■ SUPPLIED ENTRIES
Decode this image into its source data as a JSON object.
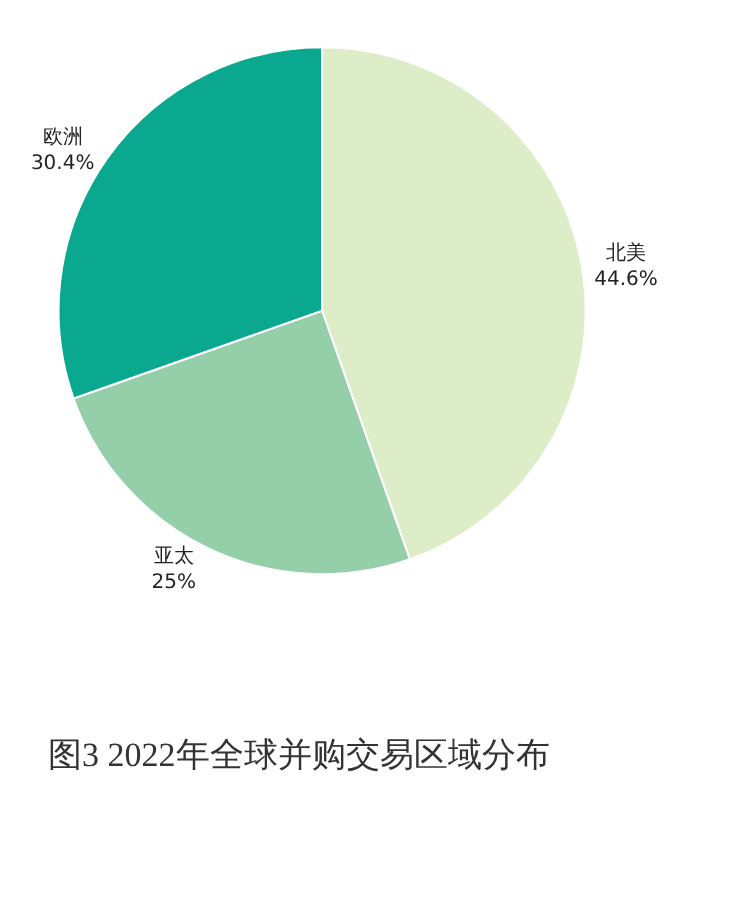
{
  "chart_data": {
    "type": "pie",
    "title": "图3 2022年全球并购交易区域分布",
    "categories": [
      "北美",
      "亚太",
      "欧洲"
    ],
    "values": [
      44.6,
      25,
      30.4
    ],
    "value_labels": [
      "44.6%",
      "25%",
      "30.4%"
    ],
    "colors": [
      "#dcedc8",
      "#95cfa9",
      "#0aa88f"
    ],
    "legend": false
  }
}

■ EXERCISE REQUIREMENTS
Transcribe all the records above word for word, without their images.

■ SOLUTION TO THE EXERCISE
Decode this image into its source data as a JSON object.
{
  "chart_data": {
    "type": "pie",
    "title": "图3 2022年全球并购交易区域分布",
    "categories": [
      "北美",
      "亚太",
      "欧洲"
    ],
    "values": [
      44.6,
      25,
      30.4
    ],
    "value_labels": [
      "44.6%",
      "25%",
      "30.4%"
    ],
    "colors": [
      "#dcedc8",
      "#95cfa9",
      "#0aa88f"
    ],
    "legend": false
  }
}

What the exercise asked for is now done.